## Exercise
Report how many lines contain "materials"; state the number and nothing else.

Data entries
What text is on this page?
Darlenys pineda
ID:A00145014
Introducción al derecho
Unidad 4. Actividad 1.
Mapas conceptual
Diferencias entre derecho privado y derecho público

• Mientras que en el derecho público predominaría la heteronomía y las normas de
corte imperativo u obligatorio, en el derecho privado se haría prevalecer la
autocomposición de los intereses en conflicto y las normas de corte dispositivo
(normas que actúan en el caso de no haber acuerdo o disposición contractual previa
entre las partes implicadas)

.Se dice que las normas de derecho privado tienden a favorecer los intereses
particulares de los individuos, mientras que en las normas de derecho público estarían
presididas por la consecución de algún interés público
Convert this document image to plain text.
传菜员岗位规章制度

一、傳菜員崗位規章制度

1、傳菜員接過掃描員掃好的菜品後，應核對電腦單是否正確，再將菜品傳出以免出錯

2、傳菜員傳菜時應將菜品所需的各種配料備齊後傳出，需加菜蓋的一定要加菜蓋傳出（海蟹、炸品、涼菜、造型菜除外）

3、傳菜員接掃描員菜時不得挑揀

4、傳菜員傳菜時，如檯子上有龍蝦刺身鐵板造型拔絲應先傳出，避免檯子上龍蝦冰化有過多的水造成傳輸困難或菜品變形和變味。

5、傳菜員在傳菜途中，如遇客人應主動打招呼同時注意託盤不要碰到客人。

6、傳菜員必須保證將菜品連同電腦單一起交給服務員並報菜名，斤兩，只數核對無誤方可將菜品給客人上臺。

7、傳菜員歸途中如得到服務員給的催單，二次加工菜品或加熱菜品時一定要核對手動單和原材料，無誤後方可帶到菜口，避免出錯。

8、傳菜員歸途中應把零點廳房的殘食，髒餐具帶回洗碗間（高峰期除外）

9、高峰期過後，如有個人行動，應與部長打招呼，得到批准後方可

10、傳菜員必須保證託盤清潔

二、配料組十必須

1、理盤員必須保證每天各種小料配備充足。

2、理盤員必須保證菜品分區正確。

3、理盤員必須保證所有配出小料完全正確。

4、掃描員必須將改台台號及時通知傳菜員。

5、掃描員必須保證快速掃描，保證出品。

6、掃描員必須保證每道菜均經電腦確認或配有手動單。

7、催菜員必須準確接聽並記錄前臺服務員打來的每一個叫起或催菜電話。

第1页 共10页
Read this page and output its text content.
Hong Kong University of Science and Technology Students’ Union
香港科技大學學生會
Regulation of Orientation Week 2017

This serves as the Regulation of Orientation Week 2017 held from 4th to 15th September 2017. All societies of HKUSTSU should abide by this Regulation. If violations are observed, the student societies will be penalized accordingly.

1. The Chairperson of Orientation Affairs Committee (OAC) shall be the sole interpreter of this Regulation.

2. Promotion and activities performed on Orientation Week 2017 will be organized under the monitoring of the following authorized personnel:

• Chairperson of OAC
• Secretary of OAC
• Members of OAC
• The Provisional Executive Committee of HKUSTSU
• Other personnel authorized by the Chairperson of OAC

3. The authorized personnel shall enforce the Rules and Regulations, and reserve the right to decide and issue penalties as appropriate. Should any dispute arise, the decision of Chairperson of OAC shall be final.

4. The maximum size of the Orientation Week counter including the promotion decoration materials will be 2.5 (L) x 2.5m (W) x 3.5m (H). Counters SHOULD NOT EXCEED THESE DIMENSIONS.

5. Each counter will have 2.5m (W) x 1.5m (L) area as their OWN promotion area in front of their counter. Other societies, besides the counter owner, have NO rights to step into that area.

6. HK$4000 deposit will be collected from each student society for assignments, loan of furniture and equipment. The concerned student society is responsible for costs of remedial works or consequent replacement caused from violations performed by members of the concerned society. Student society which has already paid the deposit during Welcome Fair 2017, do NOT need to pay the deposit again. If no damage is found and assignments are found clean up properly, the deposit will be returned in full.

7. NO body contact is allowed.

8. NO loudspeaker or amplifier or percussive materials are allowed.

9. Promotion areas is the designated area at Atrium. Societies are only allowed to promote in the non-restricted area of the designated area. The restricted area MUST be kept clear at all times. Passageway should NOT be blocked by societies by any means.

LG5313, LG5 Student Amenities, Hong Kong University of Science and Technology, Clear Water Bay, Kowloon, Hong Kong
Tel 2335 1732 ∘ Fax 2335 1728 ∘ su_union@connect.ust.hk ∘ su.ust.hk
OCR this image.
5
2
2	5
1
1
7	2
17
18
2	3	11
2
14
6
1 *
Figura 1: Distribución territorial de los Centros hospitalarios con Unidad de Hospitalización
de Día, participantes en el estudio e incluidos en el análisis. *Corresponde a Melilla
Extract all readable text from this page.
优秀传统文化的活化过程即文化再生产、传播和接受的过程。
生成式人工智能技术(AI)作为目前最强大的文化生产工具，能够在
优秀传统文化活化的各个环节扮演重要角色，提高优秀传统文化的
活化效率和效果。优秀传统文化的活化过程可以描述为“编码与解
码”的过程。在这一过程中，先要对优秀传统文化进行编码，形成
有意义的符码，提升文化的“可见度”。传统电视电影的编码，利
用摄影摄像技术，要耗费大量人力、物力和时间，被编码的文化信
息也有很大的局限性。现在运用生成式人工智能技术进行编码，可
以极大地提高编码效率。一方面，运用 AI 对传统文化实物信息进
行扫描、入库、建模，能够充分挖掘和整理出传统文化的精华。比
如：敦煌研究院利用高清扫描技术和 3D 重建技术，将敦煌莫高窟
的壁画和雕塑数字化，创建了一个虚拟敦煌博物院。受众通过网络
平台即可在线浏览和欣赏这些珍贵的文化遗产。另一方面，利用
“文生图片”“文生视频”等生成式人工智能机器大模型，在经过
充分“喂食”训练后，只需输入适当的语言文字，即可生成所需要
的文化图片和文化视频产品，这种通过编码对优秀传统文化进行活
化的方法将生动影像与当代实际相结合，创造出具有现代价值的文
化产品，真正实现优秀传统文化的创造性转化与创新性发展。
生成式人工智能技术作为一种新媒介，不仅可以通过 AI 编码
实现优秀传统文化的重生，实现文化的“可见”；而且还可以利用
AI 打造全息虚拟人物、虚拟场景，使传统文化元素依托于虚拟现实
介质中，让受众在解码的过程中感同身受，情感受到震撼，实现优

## Worked answer
2